■ **Instruction**: Collect all the lines that mention the word "SETTING".

[Dataset records]
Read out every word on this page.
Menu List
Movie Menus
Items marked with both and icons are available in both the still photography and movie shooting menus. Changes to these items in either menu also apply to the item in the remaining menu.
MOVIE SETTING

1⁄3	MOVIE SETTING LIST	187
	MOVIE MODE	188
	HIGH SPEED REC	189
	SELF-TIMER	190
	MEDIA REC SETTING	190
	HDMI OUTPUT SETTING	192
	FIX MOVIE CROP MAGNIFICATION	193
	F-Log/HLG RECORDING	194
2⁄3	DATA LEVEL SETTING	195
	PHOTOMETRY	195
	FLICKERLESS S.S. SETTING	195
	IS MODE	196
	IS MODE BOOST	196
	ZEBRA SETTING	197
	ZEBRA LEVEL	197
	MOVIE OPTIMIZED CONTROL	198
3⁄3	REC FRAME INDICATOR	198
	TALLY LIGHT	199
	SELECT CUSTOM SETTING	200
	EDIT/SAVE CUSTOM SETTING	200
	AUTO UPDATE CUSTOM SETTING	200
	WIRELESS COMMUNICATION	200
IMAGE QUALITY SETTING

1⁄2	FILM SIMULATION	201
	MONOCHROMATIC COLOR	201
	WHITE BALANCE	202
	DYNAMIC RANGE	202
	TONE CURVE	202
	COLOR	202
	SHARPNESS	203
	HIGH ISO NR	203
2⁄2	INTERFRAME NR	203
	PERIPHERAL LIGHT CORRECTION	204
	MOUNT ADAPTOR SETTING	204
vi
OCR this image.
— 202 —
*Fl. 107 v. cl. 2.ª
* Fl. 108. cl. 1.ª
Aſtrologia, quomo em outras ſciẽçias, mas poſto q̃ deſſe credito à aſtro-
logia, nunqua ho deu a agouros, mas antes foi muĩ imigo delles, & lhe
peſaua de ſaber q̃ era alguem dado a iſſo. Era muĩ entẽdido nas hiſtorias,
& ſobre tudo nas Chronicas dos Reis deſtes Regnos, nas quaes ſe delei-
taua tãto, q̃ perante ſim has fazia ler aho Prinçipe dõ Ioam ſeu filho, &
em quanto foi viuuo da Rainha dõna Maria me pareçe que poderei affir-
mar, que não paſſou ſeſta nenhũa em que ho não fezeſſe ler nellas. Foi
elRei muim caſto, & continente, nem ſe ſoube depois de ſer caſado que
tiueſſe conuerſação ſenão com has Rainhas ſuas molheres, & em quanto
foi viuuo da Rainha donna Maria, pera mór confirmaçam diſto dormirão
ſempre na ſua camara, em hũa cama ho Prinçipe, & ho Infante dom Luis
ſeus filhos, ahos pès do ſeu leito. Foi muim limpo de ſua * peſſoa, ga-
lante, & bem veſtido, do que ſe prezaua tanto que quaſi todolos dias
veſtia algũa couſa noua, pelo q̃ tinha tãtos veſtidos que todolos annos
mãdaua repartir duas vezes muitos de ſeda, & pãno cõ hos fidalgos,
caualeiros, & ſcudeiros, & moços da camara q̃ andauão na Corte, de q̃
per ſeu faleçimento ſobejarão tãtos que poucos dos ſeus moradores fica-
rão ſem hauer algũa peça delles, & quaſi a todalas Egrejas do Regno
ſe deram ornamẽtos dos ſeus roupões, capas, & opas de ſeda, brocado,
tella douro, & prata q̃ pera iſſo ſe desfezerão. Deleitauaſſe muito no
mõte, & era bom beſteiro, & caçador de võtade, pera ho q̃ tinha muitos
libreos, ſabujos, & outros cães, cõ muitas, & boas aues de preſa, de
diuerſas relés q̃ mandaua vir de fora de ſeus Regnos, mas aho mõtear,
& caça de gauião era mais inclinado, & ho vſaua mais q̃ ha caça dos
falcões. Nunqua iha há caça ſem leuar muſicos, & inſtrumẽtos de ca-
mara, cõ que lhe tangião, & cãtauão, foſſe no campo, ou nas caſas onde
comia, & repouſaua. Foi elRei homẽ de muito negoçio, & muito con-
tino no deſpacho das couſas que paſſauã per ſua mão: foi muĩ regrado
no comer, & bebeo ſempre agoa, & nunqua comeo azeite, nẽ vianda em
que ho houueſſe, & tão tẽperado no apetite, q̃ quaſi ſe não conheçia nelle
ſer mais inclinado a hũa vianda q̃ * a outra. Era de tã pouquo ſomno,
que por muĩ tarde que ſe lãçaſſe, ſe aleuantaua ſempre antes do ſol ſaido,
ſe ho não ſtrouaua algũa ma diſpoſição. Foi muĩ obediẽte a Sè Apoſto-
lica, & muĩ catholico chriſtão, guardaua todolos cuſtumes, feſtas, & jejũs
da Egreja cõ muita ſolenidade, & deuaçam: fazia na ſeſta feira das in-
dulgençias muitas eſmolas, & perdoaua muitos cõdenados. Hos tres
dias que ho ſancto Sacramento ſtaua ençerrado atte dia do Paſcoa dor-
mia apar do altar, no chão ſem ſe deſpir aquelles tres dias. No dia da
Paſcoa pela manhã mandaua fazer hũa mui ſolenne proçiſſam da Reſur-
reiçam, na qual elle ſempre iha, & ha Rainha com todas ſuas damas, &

■ **Solved exercise**:
MOVIE SETTING
1⁄3	MOVIE SETTING LIST	187
	MEDIA REC SETTING	190
	HDMI OUTPUT SETTING	192
2⁄3	DATA LEVEL SETTING	195
	FLICKERLESS S.S. SETTING	195
	ZEBRA SETTING	197
	SELECT CUSTOM SETTING	200
	EDIT/SAVE CUSTOM SETTING	200
	AUTO UPDATE CUSTOM SETTING	200
IMAGE QUALITY SETTING
	MOUNT ADAPTOR SETTING	204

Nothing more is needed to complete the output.